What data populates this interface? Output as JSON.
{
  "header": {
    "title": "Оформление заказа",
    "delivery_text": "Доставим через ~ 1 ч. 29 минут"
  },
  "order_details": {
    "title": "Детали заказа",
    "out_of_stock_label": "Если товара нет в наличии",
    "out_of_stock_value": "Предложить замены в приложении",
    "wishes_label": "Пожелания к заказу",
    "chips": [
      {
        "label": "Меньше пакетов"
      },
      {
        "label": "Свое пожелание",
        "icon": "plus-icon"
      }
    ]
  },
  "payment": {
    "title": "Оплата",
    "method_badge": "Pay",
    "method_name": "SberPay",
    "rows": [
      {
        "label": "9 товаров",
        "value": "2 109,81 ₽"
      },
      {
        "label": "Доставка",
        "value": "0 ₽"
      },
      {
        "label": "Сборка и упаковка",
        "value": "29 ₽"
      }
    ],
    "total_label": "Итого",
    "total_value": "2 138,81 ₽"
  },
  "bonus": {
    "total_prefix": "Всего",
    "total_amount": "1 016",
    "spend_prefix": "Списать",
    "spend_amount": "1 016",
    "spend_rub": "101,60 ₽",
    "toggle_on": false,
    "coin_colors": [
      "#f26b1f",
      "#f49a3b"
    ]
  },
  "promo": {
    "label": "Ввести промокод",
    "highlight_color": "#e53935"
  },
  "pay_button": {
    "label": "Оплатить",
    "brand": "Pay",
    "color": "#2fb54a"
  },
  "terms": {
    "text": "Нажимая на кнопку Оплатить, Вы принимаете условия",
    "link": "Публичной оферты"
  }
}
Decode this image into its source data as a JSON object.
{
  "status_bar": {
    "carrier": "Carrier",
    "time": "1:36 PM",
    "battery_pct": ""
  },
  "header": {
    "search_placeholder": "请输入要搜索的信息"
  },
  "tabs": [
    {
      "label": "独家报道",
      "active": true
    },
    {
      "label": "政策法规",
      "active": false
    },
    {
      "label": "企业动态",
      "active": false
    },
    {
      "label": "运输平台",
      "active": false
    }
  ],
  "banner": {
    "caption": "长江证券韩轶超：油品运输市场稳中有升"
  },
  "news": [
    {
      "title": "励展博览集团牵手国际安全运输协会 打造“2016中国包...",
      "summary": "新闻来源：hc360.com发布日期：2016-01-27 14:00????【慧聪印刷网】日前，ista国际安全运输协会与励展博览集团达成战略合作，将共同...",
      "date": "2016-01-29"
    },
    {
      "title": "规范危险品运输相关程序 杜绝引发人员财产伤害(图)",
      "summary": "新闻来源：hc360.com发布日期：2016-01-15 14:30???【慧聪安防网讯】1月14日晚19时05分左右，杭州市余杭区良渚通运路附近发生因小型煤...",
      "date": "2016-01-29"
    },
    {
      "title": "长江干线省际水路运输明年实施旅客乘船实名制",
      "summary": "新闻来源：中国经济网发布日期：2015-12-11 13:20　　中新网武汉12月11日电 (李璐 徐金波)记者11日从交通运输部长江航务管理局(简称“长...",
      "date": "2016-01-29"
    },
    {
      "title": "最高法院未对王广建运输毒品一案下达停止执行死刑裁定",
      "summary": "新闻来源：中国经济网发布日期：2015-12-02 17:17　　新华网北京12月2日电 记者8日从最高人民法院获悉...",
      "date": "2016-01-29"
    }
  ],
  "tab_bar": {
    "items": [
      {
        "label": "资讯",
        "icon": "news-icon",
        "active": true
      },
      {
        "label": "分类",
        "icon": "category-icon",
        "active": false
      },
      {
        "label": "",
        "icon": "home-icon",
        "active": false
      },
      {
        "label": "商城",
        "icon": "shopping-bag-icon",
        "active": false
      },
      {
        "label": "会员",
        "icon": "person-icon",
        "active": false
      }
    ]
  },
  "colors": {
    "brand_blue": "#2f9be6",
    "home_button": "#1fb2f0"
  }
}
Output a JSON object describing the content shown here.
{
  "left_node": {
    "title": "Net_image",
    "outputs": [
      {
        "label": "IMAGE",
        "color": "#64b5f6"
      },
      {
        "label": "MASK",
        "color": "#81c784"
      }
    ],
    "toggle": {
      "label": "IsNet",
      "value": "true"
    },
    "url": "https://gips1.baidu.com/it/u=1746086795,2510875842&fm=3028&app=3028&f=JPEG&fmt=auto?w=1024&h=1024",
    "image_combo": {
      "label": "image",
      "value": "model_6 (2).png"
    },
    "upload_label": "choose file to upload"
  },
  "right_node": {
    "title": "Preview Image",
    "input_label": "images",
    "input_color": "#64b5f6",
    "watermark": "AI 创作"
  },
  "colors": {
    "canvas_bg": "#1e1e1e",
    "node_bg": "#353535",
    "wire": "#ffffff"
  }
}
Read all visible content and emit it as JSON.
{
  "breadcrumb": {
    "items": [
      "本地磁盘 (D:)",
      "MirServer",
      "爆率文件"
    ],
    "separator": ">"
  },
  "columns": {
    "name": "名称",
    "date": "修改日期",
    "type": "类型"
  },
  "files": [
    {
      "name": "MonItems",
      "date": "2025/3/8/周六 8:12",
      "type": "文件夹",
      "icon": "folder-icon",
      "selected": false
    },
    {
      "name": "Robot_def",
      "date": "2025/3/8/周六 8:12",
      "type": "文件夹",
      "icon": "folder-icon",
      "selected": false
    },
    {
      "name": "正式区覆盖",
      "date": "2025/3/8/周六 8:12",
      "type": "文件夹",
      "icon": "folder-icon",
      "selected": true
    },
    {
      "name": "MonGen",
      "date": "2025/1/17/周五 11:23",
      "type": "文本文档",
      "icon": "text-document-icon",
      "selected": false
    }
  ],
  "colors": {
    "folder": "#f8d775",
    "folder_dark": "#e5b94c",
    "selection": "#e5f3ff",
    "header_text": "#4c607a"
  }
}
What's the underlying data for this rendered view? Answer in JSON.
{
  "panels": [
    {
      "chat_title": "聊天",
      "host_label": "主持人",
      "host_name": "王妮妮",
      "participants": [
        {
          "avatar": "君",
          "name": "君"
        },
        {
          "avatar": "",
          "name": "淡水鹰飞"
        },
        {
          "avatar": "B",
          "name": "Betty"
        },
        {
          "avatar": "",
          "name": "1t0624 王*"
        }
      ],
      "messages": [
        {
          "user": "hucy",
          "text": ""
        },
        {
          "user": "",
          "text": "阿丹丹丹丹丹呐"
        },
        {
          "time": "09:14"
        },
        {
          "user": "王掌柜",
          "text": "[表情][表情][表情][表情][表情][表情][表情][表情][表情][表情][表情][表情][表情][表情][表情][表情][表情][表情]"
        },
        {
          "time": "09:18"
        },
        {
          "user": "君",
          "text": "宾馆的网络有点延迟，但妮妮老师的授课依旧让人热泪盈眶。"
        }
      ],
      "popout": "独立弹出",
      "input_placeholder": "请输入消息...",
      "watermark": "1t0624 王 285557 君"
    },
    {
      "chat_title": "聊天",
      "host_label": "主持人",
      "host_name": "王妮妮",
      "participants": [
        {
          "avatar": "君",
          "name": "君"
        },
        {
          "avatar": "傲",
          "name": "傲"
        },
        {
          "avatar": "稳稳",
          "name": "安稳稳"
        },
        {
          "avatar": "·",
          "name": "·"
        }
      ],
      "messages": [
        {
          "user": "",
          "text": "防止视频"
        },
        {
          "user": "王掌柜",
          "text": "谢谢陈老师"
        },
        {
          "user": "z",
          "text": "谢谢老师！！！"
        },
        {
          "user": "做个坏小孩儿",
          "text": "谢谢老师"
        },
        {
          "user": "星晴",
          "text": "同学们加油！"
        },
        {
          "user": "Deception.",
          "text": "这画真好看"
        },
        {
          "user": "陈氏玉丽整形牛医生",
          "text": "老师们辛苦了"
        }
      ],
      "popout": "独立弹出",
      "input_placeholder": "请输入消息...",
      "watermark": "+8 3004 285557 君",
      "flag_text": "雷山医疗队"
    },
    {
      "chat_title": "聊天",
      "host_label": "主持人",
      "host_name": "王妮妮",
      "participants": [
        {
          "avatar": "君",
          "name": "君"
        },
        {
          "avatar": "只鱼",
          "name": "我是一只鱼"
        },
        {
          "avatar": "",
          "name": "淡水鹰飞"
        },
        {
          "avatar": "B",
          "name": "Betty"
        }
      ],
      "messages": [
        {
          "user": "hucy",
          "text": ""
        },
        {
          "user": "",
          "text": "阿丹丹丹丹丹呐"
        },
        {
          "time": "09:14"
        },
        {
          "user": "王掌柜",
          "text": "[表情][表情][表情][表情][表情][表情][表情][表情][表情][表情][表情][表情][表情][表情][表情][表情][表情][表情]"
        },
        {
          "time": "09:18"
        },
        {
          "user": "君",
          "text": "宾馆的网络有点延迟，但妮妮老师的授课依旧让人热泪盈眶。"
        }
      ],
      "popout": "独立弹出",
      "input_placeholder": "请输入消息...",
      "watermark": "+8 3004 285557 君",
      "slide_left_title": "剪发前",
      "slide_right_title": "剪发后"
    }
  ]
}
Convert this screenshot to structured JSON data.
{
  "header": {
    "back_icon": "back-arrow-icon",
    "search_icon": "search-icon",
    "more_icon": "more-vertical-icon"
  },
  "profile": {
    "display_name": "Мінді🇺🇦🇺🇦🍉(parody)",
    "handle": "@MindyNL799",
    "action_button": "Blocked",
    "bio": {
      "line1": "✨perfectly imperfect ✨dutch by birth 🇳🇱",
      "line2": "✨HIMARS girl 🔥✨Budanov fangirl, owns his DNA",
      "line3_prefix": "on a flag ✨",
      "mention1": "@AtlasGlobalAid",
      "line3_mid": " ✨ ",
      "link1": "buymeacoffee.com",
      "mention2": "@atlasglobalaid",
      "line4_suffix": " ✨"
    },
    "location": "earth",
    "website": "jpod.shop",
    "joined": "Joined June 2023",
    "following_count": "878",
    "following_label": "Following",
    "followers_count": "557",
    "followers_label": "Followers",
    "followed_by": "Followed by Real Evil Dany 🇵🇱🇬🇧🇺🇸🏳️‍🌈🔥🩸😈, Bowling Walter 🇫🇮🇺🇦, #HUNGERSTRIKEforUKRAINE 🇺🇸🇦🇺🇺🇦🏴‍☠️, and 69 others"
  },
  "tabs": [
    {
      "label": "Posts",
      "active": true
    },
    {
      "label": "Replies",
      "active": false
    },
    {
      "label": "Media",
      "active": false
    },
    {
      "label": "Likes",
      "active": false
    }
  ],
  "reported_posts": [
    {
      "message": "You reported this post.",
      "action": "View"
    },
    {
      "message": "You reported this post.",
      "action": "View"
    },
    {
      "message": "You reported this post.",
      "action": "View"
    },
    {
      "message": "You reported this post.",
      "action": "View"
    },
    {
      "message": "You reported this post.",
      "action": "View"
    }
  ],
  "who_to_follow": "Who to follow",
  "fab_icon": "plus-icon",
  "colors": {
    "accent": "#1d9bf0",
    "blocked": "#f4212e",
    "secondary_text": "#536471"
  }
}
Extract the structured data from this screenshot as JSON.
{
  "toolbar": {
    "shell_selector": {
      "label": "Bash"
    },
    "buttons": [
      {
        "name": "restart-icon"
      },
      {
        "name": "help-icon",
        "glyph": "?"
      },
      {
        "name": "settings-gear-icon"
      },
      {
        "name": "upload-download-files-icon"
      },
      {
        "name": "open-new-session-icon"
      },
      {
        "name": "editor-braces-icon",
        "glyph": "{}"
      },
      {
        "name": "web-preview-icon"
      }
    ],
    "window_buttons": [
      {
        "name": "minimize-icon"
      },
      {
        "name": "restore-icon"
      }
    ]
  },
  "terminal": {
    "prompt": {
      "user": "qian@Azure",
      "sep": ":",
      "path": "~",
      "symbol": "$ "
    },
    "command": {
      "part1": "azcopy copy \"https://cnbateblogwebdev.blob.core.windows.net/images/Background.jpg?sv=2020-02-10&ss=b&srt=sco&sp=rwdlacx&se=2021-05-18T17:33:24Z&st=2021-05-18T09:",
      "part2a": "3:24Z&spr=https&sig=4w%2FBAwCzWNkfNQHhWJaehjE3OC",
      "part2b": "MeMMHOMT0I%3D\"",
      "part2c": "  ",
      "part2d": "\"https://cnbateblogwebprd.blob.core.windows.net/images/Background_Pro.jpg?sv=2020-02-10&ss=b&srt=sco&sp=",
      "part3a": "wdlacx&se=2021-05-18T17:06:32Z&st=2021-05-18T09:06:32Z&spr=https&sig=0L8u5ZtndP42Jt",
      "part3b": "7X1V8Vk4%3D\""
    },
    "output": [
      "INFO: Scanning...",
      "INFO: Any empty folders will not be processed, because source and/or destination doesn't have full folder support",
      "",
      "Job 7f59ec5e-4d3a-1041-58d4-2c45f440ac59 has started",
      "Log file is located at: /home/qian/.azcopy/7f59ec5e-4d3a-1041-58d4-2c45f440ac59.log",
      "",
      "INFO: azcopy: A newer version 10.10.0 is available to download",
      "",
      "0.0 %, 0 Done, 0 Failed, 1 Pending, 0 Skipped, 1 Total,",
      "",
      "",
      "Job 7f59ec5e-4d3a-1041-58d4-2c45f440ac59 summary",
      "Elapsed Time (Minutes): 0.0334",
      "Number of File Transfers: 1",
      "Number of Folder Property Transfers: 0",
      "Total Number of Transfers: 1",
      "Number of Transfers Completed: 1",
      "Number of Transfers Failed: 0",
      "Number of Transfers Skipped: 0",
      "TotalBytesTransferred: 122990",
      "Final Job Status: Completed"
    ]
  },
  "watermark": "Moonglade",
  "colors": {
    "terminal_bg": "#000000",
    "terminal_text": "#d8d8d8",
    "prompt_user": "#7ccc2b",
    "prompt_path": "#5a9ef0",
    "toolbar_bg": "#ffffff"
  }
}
※ ※ ※
> **SET PROBLEM**: Tally the lines in the entries above that hold the word "object". Reply with nothing but that count.

> **COMPLETE ANSWER**: 2